TO DO>
Everything from the line containing "Output a JSON" to the final line of the records below should be given again exactly, and nothing else.

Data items
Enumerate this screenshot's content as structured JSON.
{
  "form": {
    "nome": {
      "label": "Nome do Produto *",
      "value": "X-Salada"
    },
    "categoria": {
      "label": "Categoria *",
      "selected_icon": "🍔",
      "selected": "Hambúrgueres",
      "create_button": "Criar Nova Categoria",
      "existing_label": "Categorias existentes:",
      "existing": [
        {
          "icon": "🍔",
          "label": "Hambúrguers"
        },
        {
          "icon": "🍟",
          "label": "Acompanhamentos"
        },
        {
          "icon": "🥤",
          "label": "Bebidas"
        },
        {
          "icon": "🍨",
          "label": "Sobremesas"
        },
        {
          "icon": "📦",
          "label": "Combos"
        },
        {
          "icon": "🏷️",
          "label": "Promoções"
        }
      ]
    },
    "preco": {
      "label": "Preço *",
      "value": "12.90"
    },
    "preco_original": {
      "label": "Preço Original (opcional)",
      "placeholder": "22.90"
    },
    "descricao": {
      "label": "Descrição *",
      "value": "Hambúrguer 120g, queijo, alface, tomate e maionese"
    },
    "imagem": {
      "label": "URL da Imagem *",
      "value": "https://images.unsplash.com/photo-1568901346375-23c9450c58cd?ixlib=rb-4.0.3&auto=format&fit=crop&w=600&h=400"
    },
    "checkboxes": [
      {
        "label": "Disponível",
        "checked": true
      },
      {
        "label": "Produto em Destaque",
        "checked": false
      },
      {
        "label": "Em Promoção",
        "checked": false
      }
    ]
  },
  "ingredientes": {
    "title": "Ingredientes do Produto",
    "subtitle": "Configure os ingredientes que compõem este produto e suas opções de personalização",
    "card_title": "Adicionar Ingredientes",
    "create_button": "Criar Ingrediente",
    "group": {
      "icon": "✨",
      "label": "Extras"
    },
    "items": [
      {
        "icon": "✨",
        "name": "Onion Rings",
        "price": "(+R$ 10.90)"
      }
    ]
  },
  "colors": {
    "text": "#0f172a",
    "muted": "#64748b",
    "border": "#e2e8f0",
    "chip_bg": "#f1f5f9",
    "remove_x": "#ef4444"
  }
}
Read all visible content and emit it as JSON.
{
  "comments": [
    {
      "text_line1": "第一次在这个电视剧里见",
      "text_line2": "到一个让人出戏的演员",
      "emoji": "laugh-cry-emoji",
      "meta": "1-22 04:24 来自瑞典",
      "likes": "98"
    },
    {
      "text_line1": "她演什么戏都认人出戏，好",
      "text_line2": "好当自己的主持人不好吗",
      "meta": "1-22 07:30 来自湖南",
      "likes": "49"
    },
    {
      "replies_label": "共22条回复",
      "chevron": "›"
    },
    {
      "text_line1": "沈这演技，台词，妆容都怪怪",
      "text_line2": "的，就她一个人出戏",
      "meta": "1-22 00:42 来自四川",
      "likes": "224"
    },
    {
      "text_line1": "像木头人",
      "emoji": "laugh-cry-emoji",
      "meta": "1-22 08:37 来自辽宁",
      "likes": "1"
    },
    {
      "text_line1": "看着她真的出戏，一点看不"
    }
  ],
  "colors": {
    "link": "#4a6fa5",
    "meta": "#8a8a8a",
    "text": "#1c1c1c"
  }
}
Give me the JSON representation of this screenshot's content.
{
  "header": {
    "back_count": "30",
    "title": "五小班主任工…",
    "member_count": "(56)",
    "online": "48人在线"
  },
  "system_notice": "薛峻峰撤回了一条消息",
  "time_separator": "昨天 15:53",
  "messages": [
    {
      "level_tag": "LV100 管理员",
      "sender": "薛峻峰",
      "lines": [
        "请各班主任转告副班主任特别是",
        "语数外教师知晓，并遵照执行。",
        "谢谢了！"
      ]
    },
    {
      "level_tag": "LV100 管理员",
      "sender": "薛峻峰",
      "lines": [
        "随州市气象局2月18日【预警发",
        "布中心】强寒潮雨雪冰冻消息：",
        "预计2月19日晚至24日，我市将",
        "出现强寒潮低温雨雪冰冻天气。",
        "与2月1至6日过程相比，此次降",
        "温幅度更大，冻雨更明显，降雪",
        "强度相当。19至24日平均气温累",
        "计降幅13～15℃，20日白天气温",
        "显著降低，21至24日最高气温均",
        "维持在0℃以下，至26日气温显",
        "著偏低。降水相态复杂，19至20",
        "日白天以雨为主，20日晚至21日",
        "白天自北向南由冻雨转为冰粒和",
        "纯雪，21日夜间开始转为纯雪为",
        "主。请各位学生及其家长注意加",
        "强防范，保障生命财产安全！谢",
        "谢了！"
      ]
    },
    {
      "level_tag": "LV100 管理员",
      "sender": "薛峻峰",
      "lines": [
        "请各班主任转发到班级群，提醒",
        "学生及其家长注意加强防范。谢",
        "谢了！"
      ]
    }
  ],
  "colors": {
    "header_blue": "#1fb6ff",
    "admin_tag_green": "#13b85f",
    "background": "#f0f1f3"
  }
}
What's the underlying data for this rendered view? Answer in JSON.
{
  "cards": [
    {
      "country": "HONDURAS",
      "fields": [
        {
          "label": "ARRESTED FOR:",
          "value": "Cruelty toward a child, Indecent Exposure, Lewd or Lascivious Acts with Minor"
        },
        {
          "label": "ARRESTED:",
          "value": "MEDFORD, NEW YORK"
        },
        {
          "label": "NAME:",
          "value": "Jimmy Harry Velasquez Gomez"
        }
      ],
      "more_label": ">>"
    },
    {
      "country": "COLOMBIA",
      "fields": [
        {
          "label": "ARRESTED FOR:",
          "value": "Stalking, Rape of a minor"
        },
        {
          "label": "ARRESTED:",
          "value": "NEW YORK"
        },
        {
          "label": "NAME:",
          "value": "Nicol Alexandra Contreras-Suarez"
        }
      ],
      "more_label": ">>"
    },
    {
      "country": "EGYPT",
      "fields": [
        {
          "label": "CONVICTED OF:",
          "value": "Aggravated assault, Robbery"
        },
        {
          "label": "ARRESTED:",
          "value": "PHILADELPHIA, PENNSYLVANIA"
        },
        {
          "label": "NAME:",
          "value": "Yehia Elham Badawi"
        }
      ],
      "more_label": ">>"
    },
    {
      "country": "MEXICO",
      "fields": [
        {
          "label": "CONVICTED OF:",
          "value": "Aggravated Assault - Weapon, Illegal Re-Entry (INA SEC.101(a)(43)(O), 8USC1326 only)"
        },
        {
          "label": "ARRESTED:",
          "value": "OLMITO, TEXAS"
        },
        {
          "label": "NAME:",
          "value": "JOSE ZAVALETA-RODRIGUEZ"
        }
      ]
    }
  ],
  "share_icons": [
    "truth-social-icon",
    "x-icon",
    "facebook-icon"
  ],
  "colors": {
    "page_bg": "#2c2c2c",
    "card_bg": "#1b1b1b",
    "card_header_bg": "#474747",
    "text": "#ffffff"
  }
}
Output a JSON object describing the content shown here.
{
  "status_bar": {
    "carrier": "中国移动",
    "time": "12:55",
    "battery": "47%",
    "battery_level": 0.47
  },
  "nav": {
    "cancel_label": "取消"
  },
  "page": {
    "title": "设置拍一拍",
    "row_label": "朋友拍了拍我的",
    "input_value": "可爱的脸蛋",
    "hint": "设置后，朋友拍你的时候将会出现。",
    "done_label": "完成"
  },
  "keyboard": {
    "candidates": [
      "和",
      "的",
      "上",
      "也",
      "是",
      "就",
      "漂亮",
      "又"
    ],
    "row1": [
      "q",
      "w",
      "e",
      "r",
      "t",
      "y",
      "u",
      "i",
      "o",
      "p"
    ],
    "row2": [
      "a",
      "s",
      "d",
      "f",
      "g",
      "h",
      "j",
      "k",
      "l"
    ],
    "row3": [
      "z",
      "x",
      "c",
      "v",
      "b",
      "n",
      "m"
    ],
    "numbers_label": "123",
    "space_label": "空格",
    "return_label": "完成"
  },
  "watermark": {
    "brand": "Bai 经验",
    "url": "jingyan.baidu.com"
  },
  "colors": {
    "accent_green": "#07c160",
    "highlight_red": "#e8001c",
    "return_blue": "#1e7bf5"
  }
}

SOLVED EXERCISE>
Output a JSON object describing the content shown here.
{
  "status_bar": {
    "carrier": "中国移动",
    "time": "12:55",
    "battery": "47%",
    "battery_level": 0.47
  },
  "nav": {
    "cancel_label": "取消"
  },
  "page": {
    "title": "设置拍一拍",
    "row_label": "朋友拍了拍我的",
    "input_value": "可爱的脸蛋",
    "hint": "设置后，朋友拍你的时候将会出现。",
    "done_label": "完成"
  },
  "keyboard": {
    "candidates": [
      "和",
      "的",
      "上",
      "也",
      "是",
      "就",
      "漂亮",
      "又"
    ],
    "row1": [
      "q",
      "w",
      "e",
      "r",
      "t",
      "y",
      "u",
      "i",
      "o",
      "p"
    ],
    "row2": [
      "a",
      "s",
      "d",
      "f",
      "g",
      "h",
      "j",
      "k",
      "l"
    ],
    "row3": [
      "z",
      "x",
      "c",
      "v",
      "b",
      "n",
      "m"
    ],
    "numbers_label": "123",
    "space_label": "空格",
    "return_label": "完成"
  },
  "watermark": {
    "brand": "Bai 经验",
    "url": "jingyan.baidu.com"
  },
  "colors": {
    "accent_green": "#07c160",
    "highlight_red": "#e8001c",
    "return_blue": "#1e7bf5"
  }
}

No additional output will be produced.